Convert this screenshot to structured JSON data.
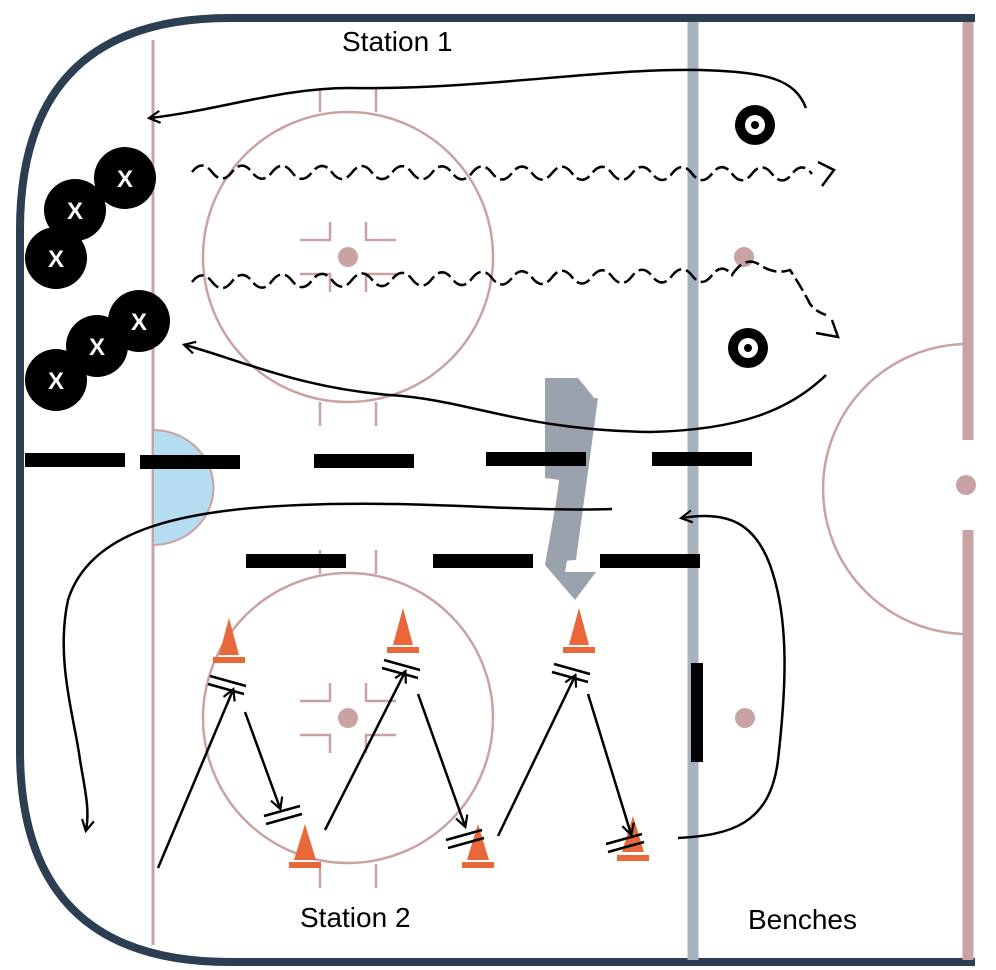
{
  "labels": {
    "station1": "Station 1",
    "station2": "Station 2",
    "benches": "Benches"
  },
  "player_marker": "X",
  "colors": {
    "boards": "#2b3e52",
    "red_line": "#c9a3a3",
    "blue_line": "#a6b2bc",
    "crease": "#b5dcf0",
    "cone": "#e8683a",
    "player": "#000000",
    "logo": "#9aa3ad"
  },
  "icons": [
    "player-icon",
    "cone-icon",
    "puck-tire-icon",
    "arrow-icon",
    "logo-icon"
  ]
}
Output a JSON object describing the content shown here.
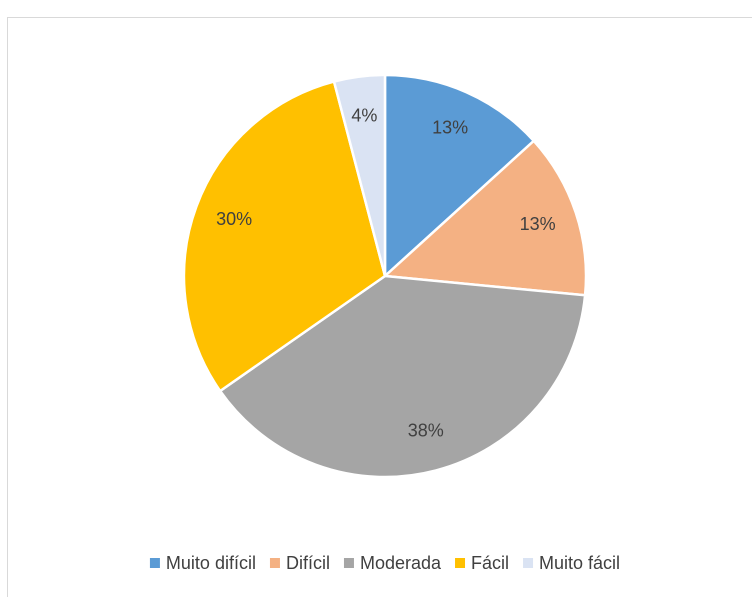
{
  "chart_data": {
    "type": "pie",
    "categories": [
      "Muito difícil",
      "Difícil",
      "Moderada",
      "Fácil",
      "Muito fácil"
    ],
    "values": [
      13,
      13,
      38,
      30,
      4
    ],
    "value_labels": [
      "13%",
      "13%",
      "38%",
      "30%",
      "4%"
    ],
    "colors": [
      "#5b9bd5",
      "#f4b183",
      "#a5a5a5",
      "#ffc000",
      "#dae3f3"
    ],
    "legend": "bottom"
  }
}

···

Set exercise
Give every record again exactly, apart from the pictures, which stay out.

Answer to this task
Convert this screenshot to structured JSON data.
{
  "labels": {
    "station1": "Station 1",
    "station2": "Station 2",
    "benches": "Benches"
  },
  "player_marker": "X",
  "colors": {
    "boards": "#2b3e52",
    "red_line": "#c9a3a3",
    "blue_line": "#a6b2bc",
    "crease": "#b5dcf0",
    "cone": "#e8683a",
    "player": "#000000",
    "logo": "#9aa3ad"
  },
  "icons": [
    "player-icon",
    "cone-icon",
    "puck-tire-icon",
    "arrow-icon",
    "logo-icon"
  ]
}
Output a JSON object describing the content shown here.
{
  "chart_data": {
    "type": "pie",
    "categories": [
      "Muito difícil",
      "Difícil",
      "Moderada",
      "Fácil",
      "Muito fácil"
    ],
    "values": [
      13,
      13,
      38,
      30,
      4
    ],
    "value_labels": [
      "13%",
      "13%",
      "38%",
      "30%",
      "4%"
    ],
    "colors": [
      "#5b9bd5",
      "#f4b183",
      "#a5a5a5",
      "#ffc000",
      "#dae3f3"
    ],
    "legend": "bottom"
  }
}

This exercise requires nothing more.